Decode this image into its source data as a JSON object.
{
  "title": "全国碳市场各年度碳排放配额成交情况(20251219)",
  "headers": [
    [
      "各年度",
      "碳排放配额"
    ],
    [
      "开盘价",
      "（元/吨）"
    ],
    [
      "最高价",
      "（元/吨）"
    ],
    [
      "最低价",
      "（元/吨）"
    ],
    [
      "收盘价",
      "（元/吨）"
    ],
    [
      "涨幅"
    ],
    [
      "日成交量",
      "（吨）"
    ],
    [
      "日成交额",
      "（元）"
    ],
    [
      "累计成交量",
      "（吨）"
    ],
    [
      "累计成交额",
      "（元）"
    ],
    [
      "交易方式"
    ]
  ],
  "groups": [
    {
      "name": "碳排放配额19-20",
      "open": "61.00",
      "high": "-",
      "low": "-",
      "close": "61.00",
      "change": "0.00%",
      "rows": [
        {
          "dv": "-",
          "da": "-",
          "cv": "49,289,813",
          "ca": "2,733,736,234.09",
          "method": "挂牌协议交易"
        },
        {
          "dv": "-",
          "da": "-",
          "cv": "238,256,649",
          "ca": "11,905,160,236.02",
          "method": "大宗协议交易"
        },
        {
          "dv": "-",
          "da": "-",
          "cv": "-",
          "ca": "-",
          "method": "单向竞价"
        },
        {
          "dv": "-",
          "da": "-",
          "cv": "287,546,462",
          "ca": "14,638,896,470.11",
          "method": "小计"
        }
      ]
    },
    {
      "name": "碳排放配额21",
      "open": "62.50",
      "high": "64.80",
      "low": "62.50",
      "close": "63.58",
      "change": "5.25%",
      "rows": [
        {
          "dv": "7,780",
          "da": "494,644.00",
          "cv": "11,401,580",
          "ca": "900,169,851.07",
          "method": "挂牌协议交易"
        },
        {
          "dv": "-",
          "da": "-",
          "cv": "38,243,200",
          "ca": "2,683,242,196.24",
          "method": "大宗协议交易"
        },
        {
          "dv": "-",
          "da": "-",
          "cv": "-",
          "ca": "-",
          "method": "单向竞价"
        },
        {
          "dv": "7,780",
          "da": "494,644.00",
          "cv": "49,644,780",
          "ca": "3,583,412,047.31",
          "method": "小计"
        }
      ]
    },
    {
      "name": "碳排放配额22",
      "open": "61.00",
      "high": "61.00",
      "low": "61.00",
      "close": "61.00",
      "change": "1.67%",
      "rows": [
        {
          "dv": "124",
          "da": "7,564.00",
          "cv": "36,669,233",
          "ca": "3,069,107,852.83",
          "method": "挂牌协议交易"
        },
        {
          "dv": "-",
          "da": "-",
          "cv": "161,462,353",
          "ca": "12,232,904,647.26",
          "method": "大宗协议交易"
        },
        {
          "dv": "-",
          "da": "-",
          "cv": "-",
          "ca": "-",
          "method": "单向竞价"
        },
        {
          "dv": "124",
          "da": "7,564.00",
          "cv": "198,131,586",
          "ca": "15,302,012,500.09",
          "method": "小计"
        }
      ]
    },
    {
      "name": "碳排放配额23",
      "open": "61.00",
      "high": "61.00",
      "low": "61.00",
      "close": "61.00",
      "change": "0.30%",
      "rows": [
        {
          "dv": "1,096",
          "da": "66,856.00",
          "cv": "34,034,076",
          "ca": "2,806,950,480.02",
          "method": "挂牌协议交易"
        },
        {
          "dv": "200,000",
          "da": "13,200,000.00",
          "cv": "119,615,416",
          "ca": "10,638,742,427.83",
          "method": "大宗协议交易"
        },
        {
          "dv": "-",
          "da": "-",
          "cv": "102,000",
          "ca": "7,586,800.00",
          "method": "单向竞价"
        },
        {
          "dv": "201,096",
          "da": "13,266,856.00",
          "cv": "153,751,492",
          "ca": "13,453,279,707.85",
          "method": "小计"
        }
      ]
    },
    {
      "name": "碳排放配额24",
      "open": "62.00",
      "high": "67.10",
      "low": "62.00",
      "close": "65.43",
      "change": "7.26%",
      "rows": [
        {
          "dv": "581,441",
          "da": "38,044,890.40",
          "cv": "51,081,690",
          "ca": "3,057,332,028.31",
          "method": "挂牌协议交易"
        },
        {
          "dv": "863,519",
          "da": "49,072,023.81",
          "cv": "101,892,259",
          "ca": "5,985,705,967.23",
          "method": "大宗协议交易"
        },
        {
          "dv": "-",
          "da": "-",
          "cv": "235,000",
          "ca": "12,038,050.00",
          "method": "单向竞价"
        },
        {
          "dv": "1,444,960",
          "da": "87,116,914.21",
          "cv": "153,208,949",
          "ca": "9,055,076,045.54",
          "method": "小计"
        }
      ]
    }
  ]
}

#####

**Stated exercise**
Copy all lines above containing the string "change".

**Output**
      "change": "0.00%",
      "change": "5.25%",
      "change": "1.67%",
      "change": "0.30%",
      "change": "7.26%",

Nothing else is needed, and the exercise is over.